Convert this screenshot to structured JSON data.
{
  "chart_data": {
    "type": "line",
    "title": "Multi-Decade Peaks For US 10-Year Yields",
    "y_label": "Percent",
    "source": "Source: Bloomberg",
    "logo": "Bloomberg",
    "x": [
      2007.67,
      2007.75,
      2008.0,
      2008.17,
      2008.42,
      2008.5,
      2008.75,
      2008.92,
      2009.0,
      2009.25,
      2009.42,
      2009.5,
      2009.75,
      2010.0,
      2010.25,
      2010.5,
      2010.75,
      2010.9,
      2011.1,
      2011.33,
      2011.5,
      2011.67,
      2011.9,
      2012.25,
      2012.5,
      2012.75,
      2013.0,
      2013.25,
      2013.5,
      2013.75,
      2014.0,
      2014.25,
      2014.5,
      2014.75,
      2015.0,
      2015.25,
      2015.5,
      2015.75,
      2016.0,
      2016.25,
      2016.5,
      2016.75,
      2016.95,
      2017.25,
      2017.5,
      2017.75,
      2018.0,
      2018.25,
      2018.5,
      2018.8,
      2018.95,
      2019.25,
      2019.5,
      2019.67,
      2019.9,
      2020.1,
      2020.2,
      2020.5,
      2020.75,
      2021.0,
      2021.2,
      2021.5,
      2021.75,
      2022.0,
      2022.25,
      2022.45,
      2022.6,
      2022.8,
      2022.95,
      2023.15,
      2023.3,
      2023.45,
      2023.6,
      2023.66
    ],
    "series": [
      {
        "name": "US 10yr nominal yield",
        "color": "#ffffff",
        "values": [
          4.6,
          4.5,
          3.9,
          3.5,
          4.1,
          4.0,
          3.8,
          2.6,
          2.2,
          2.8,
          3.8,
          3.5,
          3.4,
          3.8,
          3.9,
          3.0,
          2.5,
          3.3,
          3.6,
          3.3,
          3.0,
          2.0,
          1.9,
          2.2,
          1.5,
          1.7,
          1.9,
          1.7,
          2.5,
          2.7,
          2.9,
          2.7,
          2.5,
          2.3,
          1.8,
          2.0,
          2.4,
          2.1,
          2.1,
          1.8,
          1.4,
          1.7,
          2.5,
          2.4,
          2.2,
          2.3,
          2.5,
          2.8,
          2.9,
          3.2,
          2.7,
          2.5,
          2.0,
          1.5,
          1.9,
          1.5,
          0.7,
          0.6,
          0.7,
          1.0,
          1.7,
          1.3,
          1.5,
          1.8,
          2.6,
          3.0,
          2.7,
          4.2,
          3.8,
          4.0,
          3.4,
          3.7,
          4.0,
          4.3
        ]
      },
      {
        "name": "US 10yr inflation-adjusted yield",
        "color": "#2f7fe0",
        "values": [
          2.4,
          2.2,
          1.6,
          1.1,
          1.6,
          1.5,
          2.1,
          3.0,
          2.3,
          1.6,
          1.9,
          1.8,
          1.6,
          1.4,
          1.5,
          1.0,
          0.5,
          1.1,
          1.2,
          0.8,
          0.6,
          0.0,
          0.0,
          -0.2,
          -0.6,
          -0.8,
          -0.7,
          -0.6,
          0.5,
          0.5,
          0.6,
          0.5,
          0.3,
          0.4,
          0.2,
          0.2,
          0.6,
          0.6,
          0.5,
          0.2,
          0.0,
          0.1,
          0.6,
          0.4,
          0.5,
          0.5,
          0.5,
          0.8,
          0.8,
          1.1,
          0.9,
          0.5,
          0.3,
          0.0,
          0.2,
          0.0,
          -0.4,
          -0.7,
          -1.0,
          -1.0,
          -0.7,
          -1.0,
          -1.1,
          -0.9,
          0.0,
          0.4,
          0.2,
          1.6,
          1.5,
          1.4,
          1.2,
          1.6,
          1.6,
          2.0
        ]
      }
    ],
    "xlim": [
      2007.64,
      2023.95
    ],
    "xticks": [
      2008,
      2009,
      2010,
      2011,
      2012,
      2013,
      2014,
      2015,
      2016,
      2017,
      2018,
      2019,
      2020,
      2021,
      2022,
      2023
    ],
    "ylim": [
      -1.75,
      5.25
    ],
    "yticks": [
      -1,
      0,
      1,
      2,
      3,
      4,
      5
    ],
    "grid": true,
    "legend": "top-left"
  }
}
⁂
§ **Stated problem**
Extract every entry in the listing word for word.

§ **Result of this task**
Convert this screenshot to structured JSON data.
{
  "chart_data": {
    "type": "line",
    "title": "Multi-Decade Peaks For US 10-Year Yields",
    "y_label": "Percent",
    "source": "Source: Bloomberg",
    "logo": "Bloomberg",
    "x": [
      2007.67,
      2007.75,
      2008.0,
      2008.17,
      2008.42,
      2008.5,
      2008.75,
      2008.92,
      2009.0,
      2009.25,
      2009.42,
      2009.5,
      2009.75,
      2010.0,
      2010.25,
      2010.5,
      2010.75,
      2010.9,
      2011.1,
      2011.33,
      2011.5,
      2011.67,
      2011.9,
      2012.25,
      2012.5,
      2012.75,
      2013.0,
      2013.25,
      2013.5,
      2013.75,
      2014.0,
      2014.25,
      2014.5,
      2014.75,
      2015.0,
      2015.25,
      2015.5,
      2015.75,
      2016.0,
      2016.25,
      2016.5,
      2016.75,
      2016.95,
      2017.25,
      2017.5,
      2017.75,
      2018.0,
      2018.25,
      2018.5,
      2018.8,
      2018.95,
      2019.25,
      2019.5,
      2019.67,
      2019.9,
      2020.1,
      2020.2,
      2020.5,
      2020.75,
      2021.0,
      2021.2,
      2021.5,
      2021.75,
      2022.0,
      2022.25,
      2022.45,
      2022.6,
      2022.8,
      2022.95,
      2023.15,
      2023.3,
      2023.45,
      2023.6,
      2023.66
    ],
    "series": [
      {
        "name": "US 10yr nominal yield",
        "color": "#ffffff",
        "values": [
          4.6,
          4.5,
          3.9,
          3.5,
          4.1,
          4.0,
          3.8,
          2.6,
          2.2,
          2.8,
          3.8,
          3.5,
          3.4,
          3.8,
          3.9,
          3.0,
          2.5,
          3.3,
          3.6,
          3.3,
          3.0,
          2.0,
          1.9,
          2.2,
          1.5,
          1.7,
          1.9,
          1.7,
          2.5,
          2.7,
          2.9,
          2.7,
          2.5,
          2.3,
          1.8,
          2.0,
          2.4,
          2.1,
          2.1,
          1.8,
          1.4,
          1.7,
          2.5,
          2.4,
          2.2,
          2.3,
          2.5,
          2.8,
          2.9,
          3.2,
          2.7,
          2.5,
          2.0,
          1.5,
          1.9,
          1.5,
          0.7,
          0.6,
          0.7,
          1.0,
          1.7,
          1.3,
          1.5,
          1.8,
          2.6,
          3.0,
          2.7,
          4.2,
          3.8,
          4.0,
          3.4,
          3.7,
          4.0,
          4.3
        ]
      },
      {
        "name": "US 10yr inflation-adjusted yield",
        "color": "#2f7fe0",
        "values": [
          2.4,
          2.2,
          1.6,
          1.1,
          1.6,
          1.5,
          2.1,
          3.0,
          2.3,
          1.6,
          1.9,
          1.8,
          1.6,
          1.4,
          1.5,
          1.0,
          0.5,
          1.1,
          1.2,
          0.8,
          0.6,
          0.0,
          0.0,
          -0.2,
          -0.6,
          -0.8,
          -0.7,
          -0.6,
          0.5,
          0.5,
          0.6,
          0.5,
          0.3,
          0.4,
          0.2,
          0.2,
          0.6,
          0.6,
          0.5,
          0.2,
          0.0,
          0.1,
          0.6,
          0.4,
          0.5,
          0.5,
          0.5,
          0.8,
          0.8,
          1.1,
          0.9,
          0.5,
          0.3,
          0.0,
          0.2,
          0.0,
          -0.4,
          -0.7,
          -1.0,
          -1.0,
          -0.7,
          -1.0,
          -1.1,
          -0.9,
          0.0,
          0.4,
          0.2,
          1.6,
          1.5,
          1.4,
          1.2,
          1.6,
          1.6,
          2.0
        ]
      }
    ],
    "xlim": [
      2007.64,
      2023.95
    ],
    "xticks": [
      2008,
      2009,
      2010,
      2011,
      2012,
      2013,
      2014,
      2015,
      2016,
      2017,
      2018,
      2019,
      2020,
      2021,
      2022,
      2023
    ],
    "ylim": [
      -1.75,
      5.25
    ],
    "yticks": [
      -1,
      0,
      1,
      2,
      3,
      4,
      5
    ],
    "grid": true,
    "legend": "top-left"
  }
}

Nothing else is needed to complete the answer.